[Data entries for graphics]

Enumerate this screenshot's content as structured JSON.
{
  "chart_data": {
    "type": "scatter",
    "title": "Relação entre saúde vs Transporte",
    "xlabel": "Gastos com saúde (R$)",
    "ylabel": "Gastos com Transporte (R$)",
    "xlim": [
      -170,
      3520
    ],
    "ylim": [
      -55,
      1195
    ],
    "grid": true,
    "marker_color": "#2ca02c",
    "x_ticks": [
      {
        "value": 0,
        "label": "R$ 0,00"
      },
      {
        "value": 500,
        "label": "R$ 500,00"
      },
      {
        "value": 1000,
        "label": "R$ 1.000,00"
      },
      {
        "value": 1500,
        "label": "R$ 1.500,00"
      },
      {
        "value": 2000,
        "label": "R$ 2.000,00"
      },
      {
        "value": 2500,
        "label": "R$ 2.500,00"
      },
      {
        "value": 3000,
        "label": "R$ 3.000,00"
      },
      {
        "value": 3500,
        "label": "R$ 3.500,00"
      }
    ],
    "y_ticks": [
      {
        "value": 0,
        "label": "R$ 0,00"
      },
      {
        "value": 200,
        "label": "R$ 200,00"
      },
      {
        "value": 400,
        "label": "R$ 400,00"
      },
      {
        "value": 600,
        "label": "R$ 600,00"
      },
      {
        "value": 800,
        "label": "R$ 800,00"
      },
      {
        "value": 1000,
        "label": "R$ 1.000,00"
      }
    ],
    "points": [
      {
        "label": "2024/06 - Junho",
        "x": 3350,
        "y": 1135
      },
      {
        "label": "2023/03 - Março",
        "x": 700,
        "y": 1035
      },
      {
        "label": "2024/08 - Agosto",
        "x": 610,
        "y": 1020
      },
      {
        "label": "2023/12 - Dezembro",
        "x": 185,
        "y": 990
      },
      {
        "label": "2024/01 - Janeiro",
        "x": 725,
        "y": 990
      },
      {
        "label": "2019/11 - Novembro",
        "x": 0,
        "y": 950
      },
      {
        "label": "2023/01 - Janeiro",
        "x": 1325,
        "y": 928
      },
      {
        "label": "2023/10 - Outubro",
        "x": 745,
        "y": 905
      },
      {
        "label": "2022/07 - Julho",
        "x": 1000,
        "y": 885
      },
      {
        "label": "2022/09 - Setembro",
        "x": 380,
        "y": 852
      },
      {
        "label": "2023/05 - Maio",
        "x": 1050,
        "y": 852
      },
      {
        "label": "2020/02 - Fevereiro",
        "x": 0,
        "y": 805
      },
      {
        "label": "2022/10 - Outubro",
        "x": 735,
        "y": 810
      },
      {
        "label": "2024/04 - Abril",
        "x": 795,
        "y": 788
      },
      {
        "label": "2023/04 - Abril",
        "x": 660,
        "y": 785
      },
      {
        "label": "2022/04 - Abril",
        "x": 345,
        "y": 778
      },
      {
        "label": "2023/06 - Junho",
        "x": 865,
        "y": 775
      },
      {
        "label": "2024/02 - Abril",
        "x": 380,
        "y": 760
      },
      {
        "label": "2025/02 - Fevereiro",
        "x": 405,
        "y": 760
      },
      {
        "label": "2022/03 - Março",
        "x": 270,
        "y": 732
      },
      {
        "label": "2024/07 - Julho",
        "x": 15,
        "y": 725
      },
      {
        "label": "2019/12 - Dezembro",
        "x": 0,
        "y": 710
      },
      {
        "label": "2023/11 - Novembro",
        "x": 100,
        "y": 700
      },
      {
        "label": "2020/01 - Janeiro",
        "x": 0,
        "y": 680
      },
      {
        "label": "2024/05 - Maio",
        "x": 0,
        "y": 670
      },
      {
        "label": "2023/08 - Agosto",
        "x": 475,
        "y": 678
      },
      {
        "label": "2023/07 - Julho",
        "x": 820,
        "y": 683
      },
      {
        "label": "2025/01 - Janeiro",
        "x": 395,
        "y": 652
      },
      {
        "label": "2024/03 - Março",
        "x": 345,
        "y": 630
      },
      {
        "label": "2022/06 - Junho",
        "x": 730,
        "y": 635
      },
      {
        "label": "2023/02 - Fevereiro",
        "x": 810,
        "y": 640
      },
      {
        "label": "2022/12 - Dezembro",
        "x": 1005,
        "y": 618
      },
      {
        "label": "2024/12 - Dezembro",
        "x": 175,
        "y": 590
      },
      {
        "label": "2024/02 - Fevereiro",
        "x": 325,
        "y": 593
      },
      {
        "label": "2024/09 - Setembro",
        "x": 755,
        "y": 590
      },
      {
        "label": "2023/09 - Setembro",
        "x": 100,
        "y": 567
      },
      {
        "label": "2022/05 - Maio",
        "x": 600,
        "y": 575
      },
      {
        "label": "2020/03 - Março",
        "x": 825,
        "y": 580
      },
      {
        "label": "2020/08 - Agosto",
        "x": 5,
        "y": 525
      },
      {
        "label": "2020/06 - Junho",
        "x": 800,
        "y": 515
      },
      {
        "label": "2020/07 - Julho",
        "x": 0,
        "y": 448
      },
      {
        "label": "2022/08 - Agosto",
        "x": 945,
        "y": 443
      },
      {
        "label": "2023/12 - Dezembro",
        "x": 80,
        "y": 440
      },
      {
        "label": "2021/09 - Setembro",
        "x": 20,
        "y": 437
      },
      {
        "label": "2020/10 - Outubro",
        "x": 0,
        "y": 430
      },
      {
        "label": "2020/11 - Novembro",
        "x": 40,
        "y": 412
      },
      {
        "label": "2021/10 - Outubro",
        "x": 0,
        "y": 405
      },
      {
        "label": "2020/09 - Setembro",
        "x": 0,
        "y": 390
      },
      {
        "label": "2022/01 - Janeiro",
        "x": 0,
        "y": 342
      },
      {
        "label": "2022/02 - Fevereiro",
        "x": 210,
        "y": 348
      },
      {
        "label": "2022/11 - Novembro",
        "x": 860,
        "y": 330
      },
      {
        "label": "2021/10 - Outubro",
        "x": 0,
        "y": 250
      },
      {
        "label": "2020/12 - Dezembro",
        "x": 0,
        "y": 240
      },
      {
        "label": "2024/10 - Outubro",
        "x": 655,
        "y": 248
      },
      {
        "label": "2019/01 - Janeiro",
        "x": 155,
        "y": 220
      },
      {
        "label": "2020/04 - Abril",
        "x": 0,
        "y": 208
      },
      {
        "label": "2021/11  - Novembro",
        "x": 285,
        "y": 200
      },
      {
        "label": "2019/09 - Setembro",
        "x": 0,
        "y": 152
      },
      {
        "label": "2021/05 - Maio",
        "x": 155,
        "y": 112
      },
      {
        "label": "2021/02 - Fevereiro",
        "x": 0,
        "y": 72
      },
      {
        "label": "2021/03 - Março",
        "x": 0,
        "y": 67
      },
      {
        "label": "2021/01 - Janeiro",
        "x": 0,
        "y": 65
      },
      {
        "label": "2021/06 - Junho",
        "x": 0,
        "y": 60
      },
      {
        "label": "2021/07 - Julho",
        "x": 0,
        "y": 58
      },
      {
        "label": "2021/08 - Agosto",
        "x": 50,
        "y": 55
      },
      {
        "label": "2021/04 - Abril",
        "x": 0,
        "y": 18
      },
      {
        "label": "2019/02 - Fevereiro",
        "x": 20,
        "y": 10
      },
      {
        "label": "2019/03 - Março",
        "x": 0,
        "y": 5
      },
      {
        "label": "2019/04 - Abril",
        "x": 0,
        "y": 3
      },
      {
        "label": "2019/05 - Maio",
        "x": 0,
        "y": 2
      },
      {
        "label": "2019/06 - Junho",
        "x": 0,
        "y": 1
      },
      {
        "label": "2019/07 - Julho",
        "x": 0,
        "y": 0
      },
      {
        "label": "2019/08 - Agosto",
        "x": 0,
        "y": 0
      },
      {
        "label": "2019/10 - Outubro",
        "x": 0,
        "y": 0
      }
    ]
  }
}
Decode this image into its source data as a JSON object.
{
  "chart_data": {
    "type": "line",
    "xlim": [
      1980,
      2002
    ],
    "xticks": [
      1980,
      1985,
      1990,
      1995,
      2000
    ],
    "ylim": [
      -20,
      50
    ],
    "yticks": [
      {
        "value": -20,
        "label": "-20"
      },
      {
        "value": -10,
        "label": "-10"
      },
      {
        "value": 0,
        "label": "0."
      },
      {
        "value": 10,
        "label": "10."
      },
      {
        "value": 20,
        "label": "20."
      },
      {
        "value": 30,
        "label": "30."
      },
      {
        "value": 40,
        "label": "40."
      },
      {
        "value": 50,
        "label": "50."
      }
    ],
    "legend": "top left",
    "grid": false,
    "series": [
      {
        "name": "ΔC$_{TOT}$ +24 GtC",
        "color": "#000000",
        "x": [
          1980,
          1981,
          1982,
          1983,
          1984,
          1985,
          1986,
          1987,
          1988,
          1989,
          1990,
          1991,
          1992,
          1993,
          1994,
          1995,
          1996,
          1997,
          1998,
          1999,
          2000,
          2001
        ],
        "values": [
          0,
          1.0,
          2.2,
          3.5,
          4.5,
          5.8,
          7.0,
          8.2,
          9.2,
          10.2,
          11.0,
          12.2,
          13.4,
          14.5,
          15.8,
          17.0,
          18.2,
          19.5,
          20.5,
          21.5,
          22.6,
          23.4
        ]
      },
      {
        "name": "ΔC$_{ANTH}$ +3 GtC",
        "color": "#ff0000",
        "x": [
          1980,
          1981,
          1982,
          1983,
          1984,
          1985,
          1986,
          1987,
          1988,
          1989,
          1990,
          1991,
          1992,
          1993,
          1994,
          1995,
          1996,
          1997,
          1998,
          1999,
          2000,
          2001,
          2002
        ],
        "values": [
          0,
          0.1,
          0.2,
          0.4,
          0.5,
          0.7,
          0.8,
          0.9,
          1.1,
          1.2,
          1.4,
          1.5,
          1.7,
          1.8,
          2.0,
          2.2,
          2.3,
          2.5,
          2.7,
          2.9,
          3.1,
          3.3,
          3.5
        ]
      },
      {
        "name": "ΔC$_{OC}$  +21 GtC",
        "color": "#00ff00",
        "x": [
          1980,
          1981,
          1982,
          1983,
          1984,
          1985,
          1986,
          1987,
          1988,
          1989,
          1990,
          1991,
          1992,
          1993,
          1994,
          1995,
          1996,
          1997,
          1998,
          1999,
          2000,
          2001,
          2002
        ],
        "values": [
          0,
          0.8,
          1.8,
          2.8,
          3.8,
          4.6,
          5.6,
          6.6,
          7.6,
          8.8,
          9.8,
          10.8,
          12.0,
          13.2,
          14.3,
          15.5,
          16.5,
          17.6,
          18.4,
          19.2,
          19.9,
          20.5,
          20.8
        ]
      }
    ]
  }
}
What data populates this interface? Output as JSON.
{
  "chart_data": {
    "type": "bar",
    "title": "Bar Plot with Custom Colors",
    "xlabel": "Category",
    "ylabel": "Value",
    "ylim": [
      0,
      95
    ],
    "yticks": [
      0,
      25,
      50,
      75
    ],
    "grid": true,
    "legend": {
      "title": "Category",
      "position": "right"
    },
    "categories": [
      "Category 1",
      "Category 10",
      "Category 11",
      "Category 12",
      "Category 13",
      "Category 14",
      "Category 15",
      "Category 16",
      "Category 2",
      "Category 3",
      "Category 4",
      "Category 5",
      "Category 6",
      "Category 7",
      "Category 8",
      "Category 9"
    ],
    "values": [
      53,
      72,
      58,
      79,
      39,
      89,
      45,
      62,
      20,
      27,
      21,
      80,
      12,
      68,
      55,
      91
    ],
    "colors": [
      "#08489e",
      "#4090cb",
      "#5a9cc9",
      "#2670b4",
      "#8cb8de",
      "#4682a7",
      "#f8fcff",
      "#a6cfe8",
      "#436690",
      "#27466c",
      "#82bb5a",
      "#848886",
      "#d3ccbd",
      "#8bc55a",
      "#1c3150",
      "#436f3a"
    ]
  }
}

OBJECTIVE — Working from the listing above, pick out every line that has "Junho" and copy it.

FINISHED TASK —
        "label": "2024/06 - Junho",
        "label": "2023/06 - Junho",
        "label": "2022/06 - Junho",
        "label": "2020/06 - Junho",
        "label": "2021/06 - Junho",
        "label": "2019/06 - Junho",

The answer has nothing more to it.